#### [Consigne]
Recopiez à l'identique toutes les lignes des entrées ci-dessous, sans en omettre aucune.

#### [Entrées fournies]
____

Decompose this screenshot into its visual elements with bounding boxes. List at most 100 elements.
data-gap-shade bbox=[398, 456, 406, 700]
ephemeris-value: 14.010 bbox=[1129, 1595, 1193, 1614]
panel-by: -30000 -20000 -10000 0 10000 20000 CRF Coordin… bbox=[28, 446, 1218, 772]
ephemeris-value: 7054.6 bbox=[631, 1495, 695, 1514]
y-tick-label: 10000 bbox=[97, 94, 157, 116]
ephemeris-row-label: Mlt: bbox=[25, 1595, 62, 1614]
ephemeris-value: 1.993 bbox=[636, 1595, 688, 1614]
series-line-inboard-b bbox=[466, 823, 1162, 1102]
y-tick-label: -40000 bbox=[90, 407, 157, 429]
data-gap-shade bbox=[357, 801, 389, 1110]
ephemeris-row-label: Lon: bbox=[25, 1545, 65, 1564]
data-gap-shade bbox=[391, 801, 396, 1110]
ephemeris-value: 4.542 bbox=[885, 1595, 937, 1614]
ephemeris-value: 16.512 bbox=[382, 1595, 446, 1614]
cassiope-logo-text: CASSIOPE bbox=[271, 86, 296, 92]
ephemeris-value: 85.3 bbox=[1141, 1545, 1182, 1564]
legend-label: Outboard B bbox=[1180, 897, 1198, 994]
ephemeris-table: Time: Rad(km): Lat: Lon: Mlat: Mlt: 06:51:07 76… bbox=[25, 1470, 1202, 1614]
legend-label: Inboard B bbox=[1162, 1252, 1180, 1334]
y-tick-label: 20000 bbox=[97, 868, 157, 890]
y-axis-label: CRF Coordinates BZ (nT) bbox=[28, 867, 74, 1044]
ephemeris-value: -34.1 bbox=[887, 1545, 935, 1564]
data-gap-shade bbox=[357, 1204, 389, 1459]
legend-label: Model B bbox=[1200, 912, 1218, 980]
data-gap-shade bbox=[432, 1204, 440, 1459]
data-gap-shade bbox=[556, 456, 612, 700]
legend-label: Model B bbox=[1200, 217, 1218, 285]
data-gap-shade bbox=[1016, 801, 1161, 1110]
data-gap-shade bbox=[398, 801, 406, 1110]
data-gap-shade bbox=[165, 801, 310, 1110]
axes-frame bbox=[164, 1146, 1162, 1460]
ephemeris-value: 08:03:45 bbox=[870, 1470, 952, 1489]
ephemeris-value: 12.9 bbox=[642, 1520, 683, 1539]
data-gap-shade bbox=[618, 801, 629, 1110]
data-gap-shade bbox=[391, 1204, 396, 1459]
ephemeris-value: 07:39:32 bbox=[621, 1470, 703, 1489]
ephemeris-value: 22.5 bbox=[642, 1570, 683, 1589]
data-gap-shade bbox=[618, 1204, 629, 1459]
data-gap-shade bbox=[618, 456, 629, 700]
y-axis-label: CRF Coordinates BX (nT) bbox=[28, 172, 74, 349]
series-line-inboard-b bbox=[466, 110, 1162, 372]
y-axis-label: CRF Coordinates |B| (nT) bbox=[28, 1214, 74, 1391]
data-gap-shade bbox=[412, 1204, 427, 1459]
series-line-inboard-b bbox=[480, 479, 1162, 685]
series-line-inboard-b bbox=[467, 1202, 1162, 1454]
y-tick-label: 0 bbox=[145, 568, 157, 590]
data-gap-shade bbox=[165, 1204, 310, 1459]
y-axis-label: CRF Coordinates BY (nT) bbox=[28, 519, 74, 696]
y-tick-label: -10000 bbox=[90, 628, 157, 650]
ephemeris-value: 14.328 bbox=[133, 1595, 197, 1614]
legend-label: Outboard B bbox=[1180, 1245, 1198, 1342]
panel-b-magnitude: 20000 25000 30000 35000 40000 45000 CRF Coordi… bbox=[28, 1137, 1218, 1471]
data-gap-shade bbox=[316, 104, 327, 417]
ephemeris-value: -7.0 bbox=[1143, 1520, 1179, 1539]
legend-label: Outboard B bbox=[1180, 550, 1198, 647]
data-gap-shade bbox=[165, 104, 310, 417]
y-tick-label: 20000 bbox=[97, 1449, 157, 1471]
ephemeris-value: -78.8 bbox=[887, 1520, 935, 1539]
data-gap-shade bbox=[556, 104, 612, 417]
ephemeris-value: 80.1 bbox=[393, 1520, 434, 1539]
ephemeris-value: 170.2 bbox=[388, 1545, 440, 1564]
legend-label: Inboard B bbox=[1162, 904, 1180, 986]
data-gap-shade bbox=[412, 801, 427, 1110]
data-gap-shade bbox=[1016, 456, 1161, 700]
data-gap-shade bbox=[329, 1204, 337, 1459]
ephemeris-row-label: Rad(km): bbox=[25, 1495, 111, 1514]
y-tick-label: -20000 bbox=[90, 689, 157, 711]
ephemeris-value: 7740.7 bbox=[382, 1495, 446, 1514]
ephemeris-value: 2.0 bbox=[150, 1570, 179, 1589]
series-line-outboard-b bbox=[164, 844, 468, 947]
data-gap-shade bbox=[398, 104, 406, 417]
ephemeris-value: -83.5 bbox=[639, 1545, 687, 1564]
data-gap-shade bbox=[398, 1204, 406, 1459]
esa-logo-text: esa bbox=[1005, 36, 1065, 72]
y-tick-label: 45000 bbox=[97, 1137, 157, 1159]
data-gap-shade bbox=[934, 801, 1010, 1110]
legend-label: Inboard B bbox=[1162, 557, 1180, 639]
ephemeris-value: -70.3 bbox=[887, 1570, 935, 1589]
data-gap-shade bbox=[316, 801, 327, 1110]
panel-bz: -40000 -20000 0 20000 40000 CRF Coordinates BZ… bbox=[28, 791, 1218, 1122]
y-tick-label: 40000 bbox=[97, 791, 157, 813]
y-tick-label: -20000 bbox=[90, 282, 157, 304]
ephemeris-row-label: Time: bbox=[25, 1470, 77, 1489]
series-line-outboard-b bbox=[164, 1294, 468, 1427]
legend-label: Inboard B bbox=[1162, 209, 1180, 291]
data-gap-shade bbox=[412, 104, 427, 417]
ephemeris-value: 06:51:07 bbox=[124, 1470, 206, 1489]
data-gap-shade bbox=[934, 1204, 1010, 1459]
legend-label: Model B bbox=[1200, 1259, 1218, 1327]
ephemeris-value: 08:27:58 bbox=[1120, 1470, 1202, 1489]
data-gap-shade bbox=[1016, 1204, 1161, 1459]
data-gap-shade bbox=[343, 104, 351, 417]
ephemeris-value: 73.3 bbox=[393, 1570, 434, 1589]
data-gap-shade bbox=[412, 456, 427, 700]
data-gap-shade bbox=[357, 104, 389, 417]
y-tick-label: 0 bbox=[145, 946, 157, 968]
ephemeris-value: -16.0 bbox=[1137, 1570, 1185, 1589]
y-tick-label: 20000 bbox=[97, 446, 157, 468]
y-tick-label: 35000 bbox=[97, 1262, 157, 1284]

____

#### [Résultat]
Decompose this screenshot into its visual elements with bounding boxes. List at most 100 elements.
data-gap-shade bbox=[398, 456, 406, 700]
ephemeris-value: 14.010 bbox=[1129, 1595, 1193, 1614]
panel-by: -30000 -20000 -10000 0 10000 20000 CRF Coordin… bbox=[28, 446, 1218, 772]
ephemeris-value: 7054.6 bbox=[631, 1495, 695, 1514]
y-tick-label: 10000 bbox=[97, 94, 157, 116]
ephemeris-row-label: Mlt: bbox=[25, 1595, 62, 1614]
ephemeris-value: 1.993 bbox=[636, 1595, 688, 1614]
series-line-inboard-b bbox=[466, 823, 1162, 1102]
y-tick-label: -40000 bbox=[90, 407, 157, 429]
data-gap-shade bbox=[357, 801, 389, 1110]
ephemeris-row-label: Lon: bbox=[25, 1545, 65, 1564]
data-gap-shade bbox=[391, 801, 396, 1110]
ephemeris-value: 4.542 bbox=[885, 1595, 937, 1614]
ephemeris-value: 16.512 bbox=[382, 1595, 446, 1614]
cassiope-logo-text: CASSIOPE bbox=[271, 86, 296, 92]
ephemeris-value: 85.3 bbox=[1141, 1545, 1182, 1564]
legend-label: Outboard B bbox=[1180, 897, 1198, 994]
ephemeris-table: Time: Rad(km): Lat: Lon: Mlat: Mlt: 06:51:07 76… bbox=[25, 1470, 1202, 1614]
legend-label: Inboard B bbox=[1162, 1252, 1180, 1334]
y-tick-label: 20000 bbox=[97, 868, 157, 890]
y-axis-label: CRF Coordinates BZ (nT) bbox=[28, 867, 74, 1044]
ephemeris-value: -34.1 bbox=[887, 1545, 935, 1564]
data-gap-shade bbox=[357, 1204, 389, 1459]
legend-label: Model B bbox=[1200, 912, 1218, 980]
data-gap-shade bbox=[432, 1204, 440, 1459]
data-gap-shade bbox=[556, 456, 612, 700]
legend-label: Model B bbox=[1200, 217, 1218, 285]
data-gap-shade bbox=[1016, 801, 1161, 1110]
data-gap-shade bbox=[398, 801, 406, 1110]
data-gap-shade bbox=[165, 801, 310, 1110]
axes-frame bbox=[164, 1146, 1162, 1460]
ephemeris-value: 08:03:45 bbox=[870, 1470, 952, 1489]
ephemeris-value: 12.9 bbox=[642, 1520, 683, 1539]
data-gap-shade bbox=[618, 801, 629, 1110]
data-gap-shade bbox=[391, 1204, 396, 1459]
ephemeris-value: 07:39:32 bbox=[621, 1470, 703, 1489]
ephemeris-value: 22.5 bbox=[642, 1570, 683, 1589]
data-gap-shade bbox=[618, 1204, 629, 1459]
data-gap-shade bbox=[618, 456, 629, 700]
y-axis-label: CRF Coordinates BX (nT) bbox=[28, 172, 74, 349]
series-line-inboard-b bbox=[466, 110, 1162, 372]
y-axis-label: CRF Coordinates |B| (nT) bbox=[28, 1214, 74, 1391]
data-gap-shade bbox=[412, 1204, 427, 1459]
series-line-inboard-b bbox=[480, 479, 1162, 685]
series-line-inboard-b bbox=[467, 1202, 1162, 1454]
y-tick-label: 0 bbox=[145, 568, 157, 590]
data-gap-shade bbox=[165, 1204, 310, 1459]
y-axis-label: CRF Coordinates BY (nT) bbox=[28, 519, 74, 696]
y-tick-label: -10000 bbox=[90, 628, 157, 650]
ephemeris-value: 14.328 bbox=[133, 1595, 197, 1614]
legend-label: Outboard B bbox=[1180, 1245, 1198, 1342]
panel-b-magnitude: 20000 25000 30000 35000 40000 45000 CRF Coordi… bbox=[28, 1137, 1218, 1471]
data-gap-shade bbox=[316, 104, 327, 417]
ephemeris-value: -7.0 bbox=[1143, 1520, 1179, 1539]
legend-label: Outboard B bbox=[1180, 550, 1198, 647]
data-gap-shade bbox=[165, 104, 310, 417]
y-tick-label: 20000 bbox=[97, 1449, 157, 1471]
ephemeris-value: -78.8 bbox=[887, 1520, 935, 1539]
data-gap-shade bbox=[556, 104, 612, 417]
ephemeris-value: 80.1 bbox=[393, 1520, 434, 1539]
ephemeris-value: 170.2 bbox=[388, 1545, 440, 1564]
legend-label: Inboard B bbox=[1162, 904, 1180, 986]
data-gap-shade bbox=[412, 801, 427, 1110]
data-gap-shade bbox=[1016, 456, 1161, 700]
data-gap-shade bbox=[329, 1204, 337, 1459]
ephemeris-row-label: Rad(km): bbox=[25, 1495, 111, 1514]
y-tick-label: -20000 bbox=[90, 689, 157, 711]
ephemeris-value: 7740.7 bbox=[382, 1495, 446, 1514]
ephemeris-value: 2.0 bbox=[150, 1570, 179, 1589]
series-line-outboard-b bbox=[164, 844, 468, 947]
data-gap-shade bbox=[398, 104, 406, 417]
ephemeris-value: -83.5 bbox=[639, 1545, 687, 1564]
data-gap-shade bbox=[398, 1204, 406, 1459]
esa-logo-text: esa bbox=[1005, 36, 1065, 72]
y-tick-label: 45000 bbox=[97, 1137, 157, 1159]
data-gap-shade bbox=[934, 801, 1010, 1110]
legend-label: Inboard B bbox=[1162, 557, 1180, 639]
ephemeris-value: -70.3 bbox=[887, 1570, 935, 1589]
data-gap-shade bbox=[316, 801, 327, 1110]
panel-bz: -40000 -20000 0 20000 40000 CRF Coordinates BZ… bbox=[28, 791, 1218, 1122]
y-tick-label: 40000 bbox=[97, 791, 157, 813]
y-tick-label: -20000 bbox=[90, 282, 157, 304]
ephemeris-row-label: Time: bbox=[25, 1470, 77, 1489]
series-line-outboard-b bbox=[164, 1294, 468, 1427]
legend-label: Inboard B bbox=[1162, 209, 1180, 291]
data-gap-shade bbox=[412, 104, 427, 417]
ephemeris-value: 06:51:07 bbox=[124, 1470, 206, 1489]
data-gap-shade bbox=[934, 1204, 1010, 1459]
legend-label: Model B bbox=[1200, 1259, 1218, 1327]
ephemeris-value: 08:27:58 bbox=[1120, 1470, 1202, 1489]
data-gap-shade bbox=[1016, 1204, 1161, 1459]
data-gap-shade bbox=[343, 104, 351, 417]
ephemeris-value: 73.3 bbox=[393, 1570, 434, 1589]
data-gap-shade bbox=[412, 456, 427, 700]
data-gap-shade bbox=[357, 104, 389, 417]
y-tick-label: 0 bbox=[145, 946, 157, 968]
ephemeris-value: -16.0 bbox=[1137, 1570, 1185, 1589]
y-tick-label: 20000 bbox=[97, 446, 157, 468]
y-tick-label: 35000 bbox=[97, 1262, 157, 1284]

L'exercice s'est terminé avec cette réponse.